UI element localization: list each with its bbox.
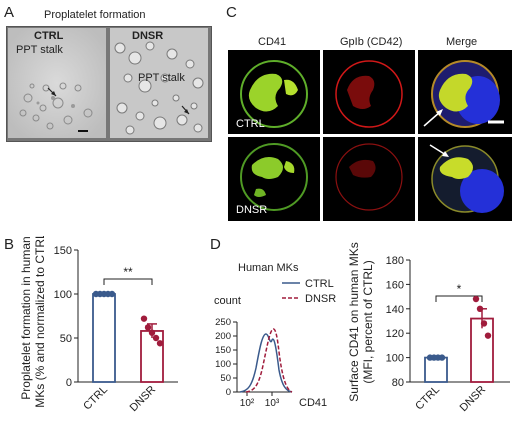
legend-ctrl-label: CTRL xyxy=(305,278,334,290)
dnsr-gpib-image xyxy=(323,137,415,221)
col-header-gpib: GpIb (CD42) xyxy=(340,36,403,48)
panel-b-letter: B xyxy=(4,236,15,253)
scatter-category-label: CTRL xyxy=(413,384,442,413)
scatter-data-point xyxy=(472,295,480,303)
panel-a-title: Proplatelet formation xyxy=(44,9,146,21)
panel-b-ytick-label: 50 xyxy=(60,333,72,345)
hist-ctrl-curve xyxy=(239,333,293,393)
scatter-category-label: DNSR xyxy=(458,384,489,415)
scatter-bar xyxy=(424,356,448,383)
ctrl-merge-cell xyxy=(423,60,504,128)
hist-ytick-label: 50 xyxy=(220,373,231,384)
scatter-data-point xyxy=(484,332,492,339)
hist-title: Human MKs xyxy=(238,262,299,274)
panel-b-ylabel-1: Proplatelet formation in human xyxy=(19,236,33,399)
scatter-data-point xyxy=(480,320,488,327)
dnsr-merge-cell xyxy=(429,144,504,213)
scatter-ytick-label: 160 xyxy=(386,279,404,291)
ctrl-gpib-cell xyxy=(335,60,403,128)
panel-a-letter: A xyxy=(4,4,15,21)
scatter-data-point xyxy=(438,354,446,361)
scatter-ytick-label: 140 xyxy=(386,304,404,316)
panel-b-significance-bracket xyxy=(103,278,153,285)
ctrl-condition-label: CTRL xyxy=(34,30,64,42)
hist-xtick-label-1: 10² xyxy=(240,398,255,409)
ctrl-cd41-image xyxy=(228,50,320,134)
ctrl-micrograph-texture xyxy=(8,28,106,138)
hist-y-ticks: 0 50 100 150 200 250 xyxy=(215,317,237,398)
row-label-ctrl: CTRL xyxy=(236,118,265,130)
ctrl-micrograph xyxy=(8,28,106,138)
scatter-ytick-label: 80 xyxy=(392,377,404,389)
panel-d-letter: D xyxy=(210,236,221,253)
dnsr-micrograph-texture xyxy=(110,28,208,138)
dnsr-cd41-cell xyxy=(240,143,308,211)
scatter-ylabel-1: Surface CD41 on human MKs xyxy=(347,242,361,401)
scatter-significance-bracket xyxy=(435,295,483,302)
panel-d-scatter: Surface CD41 on human MKs (MFI, percent … xyxy=(347,242,510,414)
scatter-ylabel-2: (MFI, percent of CTRL) xyxy=(361,260,375,383)
panel-b-data-point xyxy=(144,324,152,331)
scatter-axes: 80 100 120 140 160 180 CTRL DNSR xyxy=(386,255,510,414)
hist-dnsr-curve xyxy=(245,328,293,393)
scatter-marks xyxy=(424,295,494,383)
hist-xtick-label-2: 10³ xyxy=(265,398,280,409)
panel-b-ytick-label: 0 xyxy=(66,377,72,389)
scatter-ytick-label: 120 xyxy=(386,328,404,340)
count-label: count xyxy=(214,295,241,307)
panel-b-ylabel-2: MKs (% and normalized to CTRL) xyxy=(33,236,47,408)
col-header-cd41: CD41 xyxy=(258,36,287,48)
dnsr-cd41-image xyxy=(228,137,320,221)
panel-b-data-point xyxy=(148,329,156,336)
dnsr-gpib-cell xyxy=(335,143,403,211)
legend-dnsr-label: DNSR xyxy=(305,293,336,305)
scatter-significance: * xyxy=(457,282,462,296)
row-label-dnsr: DNSR xyxy=(236,204,268,216)
hist-xlabel: CD41 xyxy=(299,397,327,409)
hist-ytick-label: 250 xyxy=(215,317,231,328)
panel-b-marks xyxy=(92,290,164,383)
dnsr-micrograph xyxy=(110,28,208,138)
hist-ytick-label: 0 xyxy=(226,387,231,398)
ctrl-cd41-cell xyxy=(240,60,308,128)
panel-c-letter: C xyxy=(226,4,237,21)
ctrl-merge-image xyxy=(418,50,512,134)
dnsr-ppt-stalk-label: PPT stalk xyxy=(138,72,185,84)
panel-b-data-point xyxy=(108,290,116,298)
scatter-data-point xyxy=(476,305,484,312)
hist-ytick-label: 100 xyxy=(215,359,231,370)
scatter-ytick-label: 100 xyxy=(386,353,404,365)
hist-ytick-label: 150 xyxy=(215,345,231,356)
panel-b-data-point xyxy=(156,340,164,347)
panel-b-data-point xyxy=(140,315,148,322)
panel-b-significance: ** xyxy=(123,265,133,279)
scatter-ytick-label: 180 xyxy=(386,255,404,267)
dnsr-merge-image xyxy=(418,137,512,221)
col-header-merge: Merge xyxy=(446,36,478,48)
panel-b-chart: Proplatelet formation in human MKs (% an… xyxy=(19,236,178,414)
ctrl-ppt-stalk-label: PPT stalk xyxy=(16,44,63,56)
ctrl-gpib-image xyxy=(323,50,415,134)
hist-ytick-label: 200 xyxy=(215,331,231,342)
panel-b-data-point xyxy=(152,334,160,342)
panel-b-ytick-label: 150 xyxy=(54,245,72,257)
panel-b-ytick-label: 100 xyxy=(54,289,72,301)
dnsr-condition-label: DNSR xyxy=(132,30,164,42)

◆ ◆ ◆ ◆ ◆

• _GIVEN INSTRUCTION_: Write out the records again with every instance of "PPT stalk" changed to "proplatelet stalk" and everything else left as it is, omitting the picture.

• _THE COMPLETED TASK_:
UI element localization: list each with its bbox.
legend-ctrl-label: CTRL xyxy=(305,278,334,290)
dnsr-gpib-image xyxy=(323,137,415,221)
col-header-gpib: GpIb (CD42) xyxy=(340,36,403,48)
panel-b-letter: B xyxy=(4,236,15,253)
scatter-category-label: CTRL xyxy=(413,384,442,413)
scatter-data-point xyxy=(472,295,480,303)
panel-a-title: Proplatelet formation xyxy=(44,9,146,21)
panel-b-ytick-label: 50 xyxy=(60,333,72,345)
hist-ctrl-curve xyxy=(239,333,293,393)
scatter-category-label: DNSR xyxy=(458,384,489,415)
scatter-bar xyxy=(424,356,448,383)
ctrl-merge-cell xyxy=(423,60,504,128)
hist-ytick-label: 50 xyxy=(220,373,231,384)
scatter-data-point xyxy=(484,332,492,339)
hist-title: Human MKs xyxy=(238,262,299,274)
panel-b-ylabel-1: Proplatelet formation in human xyxy=(19,236,33,399)
scatter-data-point xyxy=(480,320,488,327)
dnsr-merge-cell xyxy=(429,144,504,213)
scatter-ytick-label: 160 xyxy=(386,279,404,291)
ctrl-gpib-cell xyxy=(335,60,403,128)
panel-a-letter: A xyxy=(4,4,15,21)
scatter-data-point xyxy=(438,354,446,361)
scatter-ytick-label: 140 xyxy=(386,304,404,316)
panel-b-significance-bracket xyxy=(103,278,153,285)
ctrl-condition-label: CTRL xyxy=(34,30,64,42)
hist-xtick-label-1: 10² xyxy=(240,398,255,409)
ctrl-cd41-image xyxy=(228,50,320,134)
ctrl-micrograph-texture xyxy=(8,28,106,138)
hist-y-ticks: 0 50 100 150 200 250 xyxy=(215,317,237,398)
row-label-ctrl: CTRL xyxy=(236,118,265,130)
ctrl-micrograph xyxy=(8,28,106,138)
scatter-ytick-label: 80 xyxy=(392,377,404,389)
panel-d-letter: D xyxy=(210,236,221,253)
dnsr-micrograph-texture xyxy=(110,28,208,138)
dnsr-cd41-cell xyxy=(240,143,308,211)
scatter-ylabel-1: Surface CD41 on human MKs xyxy=(347,242,361,401)
scatter-significance-bracket xyxy=(435,295,483,302)
panel-d-scatter: Surface CD41 on human MKs (MFI, percent … xyxy=(347,242,510,414)
scatter-ylabel-2: (MFI, percent of CTRL) xyxy=(361,260,375,383)
panel-b-data-point xyxy=(144,324,152,331)
scatter-axes: 80 100 120 140 160 180 CTRL DNSR xyxy=(386,255,510,414)
hist-dnsr-curve xyxy=(245,328,293,393)
scatter-marks xyxy=(424,295,494,383)
hist-xtick-label-2: 10³ xyxy=(265,398,280,409)
panel-b-ytick-label: 0 xyxy=(66,377,72,389)
scatter-ytick-label: 120 xyxy=(386,328,404,340)
count-label: count xyxy=(214,295,241,307)
panel-b-ylabel-2: MKs (% and normalized to CTRL) xyxy=(33,236,47,408)
col-header-cd41: CD41 xyxy=(258,36,287,48)
dnsr-cd41-image xyxy=(228,137,320,221)
panel-b-data-point xyxy=(148,329,156,336)
dnsr-gpib-cell xyxy=(335,143,403,211)
legend-dnsr-label: DNSR xyxy=(305,293,336,305)
scatter-significance: * xyxy=(457,282,462,296)
row-label-dnsr: DNSR xyxy=(236,204,268,216)
hist-xlabel: CD41 xyxy=(299,397,327,409)
hist-ytick-label: 250 xyxy=(215,317,231,328)
panel-b-marks xyxy=(92,290,164,383)
dnsr-micrograph xyxy=(110,28,208,138)
hist-ytick-label: 0 xyxy=(226,387,231,398)
ctrl-cd41-cell xyxy=(240,60,308,128)
panel-c-letter: C xyxy=(226,4,237,21)
ctrl-merge-image xyxy=(418,50,512,134)
dnsr-ppt-stalk-label: proplatelet stalk xyxy=(138,72,185,84)
panel-b-data-point xyxy=(108,290,116,298)
scatter-data-point xyxy=(476,305,484,312)
hist-ytick-label: 100 xyxy=(215,359,231,370)
scatter-ytick-label: 100 xyxy=(386,353,404,365)
hist-ytick-label: 150 xyxy=(215,345,231,356)
panel-b-data-point xyxy=(156,340,164,347)
panel-b-data-point xyxy=(140,315,148,322)
panel-b-significance: ** xyxy=(123,265,133,279)
scatter-ytick-label: 180 xyxy=(386,255,404,267)
dnsr-merge-image xyxy=(418,137,512,221)
col-header-merge: Merge xyxy=(446,36,478,48)
panel-b-chart: Proplatelet formation in human MKs (% an… xyxy=(19,236,178,414)
ctrl-ppt-stalk-label: proplatelet stalk xyxy=(16,44,63,56)
ctrl-gpib-image xyxy=(323,50,415,134)
hist-ytick-label: 200 xyxy=(215,331,231,342)
panel-b-data-point xyxy=(152,334,160,342)
panel-b-ytick-label: 150 xyxy=(54,245,72,257)
panel-b-ytick-label: 100 xyxy=(54,289,72,301)
dnsr-condition-label: DNSR xyxy=(132,30,164,42)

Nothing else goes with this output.